* **PROMPT**
Restate the records that follow word for word; no pictures should appear.

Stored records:
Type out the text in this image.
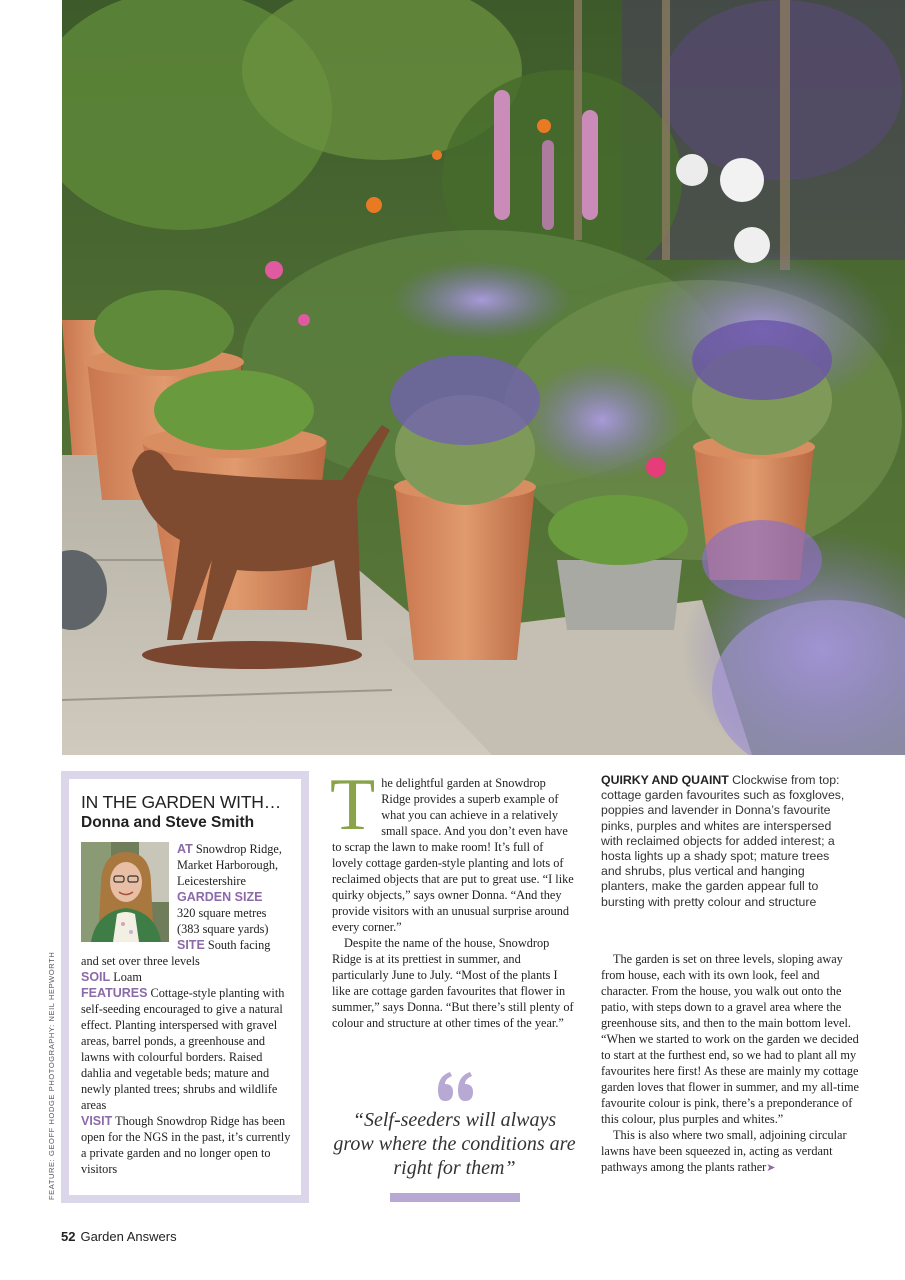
FEATURE: GEOFF HODGE PHOTOGRAPHY: NEIL HEPWORTH
IN THE GARDEN WITH…
Donna and Steve Smith
AT Snowdrop Ridge, Market Harborough, Leicestershire
GARDEN SIZE
320 square metres (383 square yards)
SITE South facing and set over three levels
SOIL Loam
FEATURES Cottage-style planting with self-seeding encouraged to give a natural effect. Planting interspersed with gravel areas, barrel ponds, a greenhouse and lawns with colourful borders. Raised dahlia and vegetable beds; mature and newly planted trees; shrubs and wildlife areas
VISIT Though Snowdrop Ridge has been open for the NGS in the past, it’s currently a private garden and no longer open to visitors

The delightful garden at Snowdrop Ridge provides a superb example of what you can achieve in a relatively small space. And you don’t even have to scrap the lawn to make room! It’s full of lovely cottage garden-style planting and lots of reclaimed objects that are put to great use. “I like quirky objects,” says owner Donna. “And they provide visitors with an unusual surprise around every corner.”

Despite the name of the house, Snowdrop Ridge is at its prettiest in summer, and particularly June to July. “Most of the plants I like are cottage garden favourites that flower in summer,” says Donna. “But there’s still plenty of colour and structure at other times of the year.”

“Self-seeders will always grow where the conditions are right for them”

QUIRKY AND QUAINT Clockwise from top: cottage garden favourites such as foxgloves, poppies and lavender in Donna’s favourite pinks, purples and whites are interspersed with reclaimed objects for added interest; a hosta lights up a shady spot; mature trees and shrubs, plus vertical and hanging planters, make the garden appear full to bursting with pretty colour and structure

The garden is set on three levels, sloping away from house, each with its own look, feel and character. From the house, you walk out onto the patio, with steps down to a gravel area where the greenhouse sits, and then to the main bottom level. “When we started to work on the garden we decided to start at the furthest end, so we had to plant all my favourites here first! As these are mainly my cottage garden loves that flower in summer, and my all-time favourite colour is pink, there’s a preponderance of this colour, plus purples and whites.”

This is also where two small, adjoining circular lawns have been squeezed in, acting as verdant pathways among the plants rather➤

52 Garden Answers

* **COMPLETE OUTPUT**
Type out the text in this image.
FEATURE: GEOFF HODGE PHOTOGRAPHY: NEIL HEPWORTH
IN THE GARDEN WITH…
Donna and Steve Smith
AT Snowdrop Ridge, Market Harborough, Leicestershire
GARDEN SIZE
320 square metres (383 square yards)
SITE South facing and set over three levels
SOIL Loam
FEATURES Cottage-style planting with self-seeding encouraged to give a natural effect. Planting interspersed with gravel areas, barrel ponds, a greenhouse and lawns with colourful borders. Raised dahlia and vegetable beds; mature and newly planted trees; shrubs and wildlife areas
VISIT Though Snowdrop Ridge has been open for the NGS in the past, it’s currently a private garden and no longer open to visitors

The delightful garden at Snowdrop Ridge provides a superb example of what you can achieve in a relatively small space. And you don’t even have to scrap the lawn to make room! It’s full of lovely cottage garden-style planting and lots of reclaimed objects that are put to great use. “I like quirky objects,” says owner Donna. “And they provide visitors with an unusual surprise around every corner.”

Despite the name of the house, Snowdrop Ridge is at its prettiest in summer, and particularly June to July. “Most of the plants I like are cottage garden favourites that flower in summer,” says Donna. “But there’s still plenty of colour and structure at other times of the year.”

“Self-seeders will always grow where the conditions are right for them”

QUIRKY AND QUAINT Clockwise from top: cottage garden favourites such as foxgloves, poppies and lavender in Donna’s favourite pinks, purples and whites are interspersed with reclaimed objects for added interest; a hosta lights up a shady spot; mature trees and shrubs, plus vertical and hanging planters, make the garden appear full to bursting with pretty colour and structure

The garden is set on three levels, sloping away from house, each with its own look, feel and character. From the house, you walk out onto the patio, with steps down to a gravel area where the greenhouse sits, and then to the main bottom level. “When we started to work on the garden we decided to start at the furthest end, so we had to plant all my favourites here first! As these are mainly my cottage garden loves that flower in summer, and my all-time favourite colour is pink, there’s a preponderance of this colour, plus purples and whites.”

This is also where two small, adjoining circular lawns have been squeezed in, acting as verdant pathways among the plants rather➤

52 Garden Answers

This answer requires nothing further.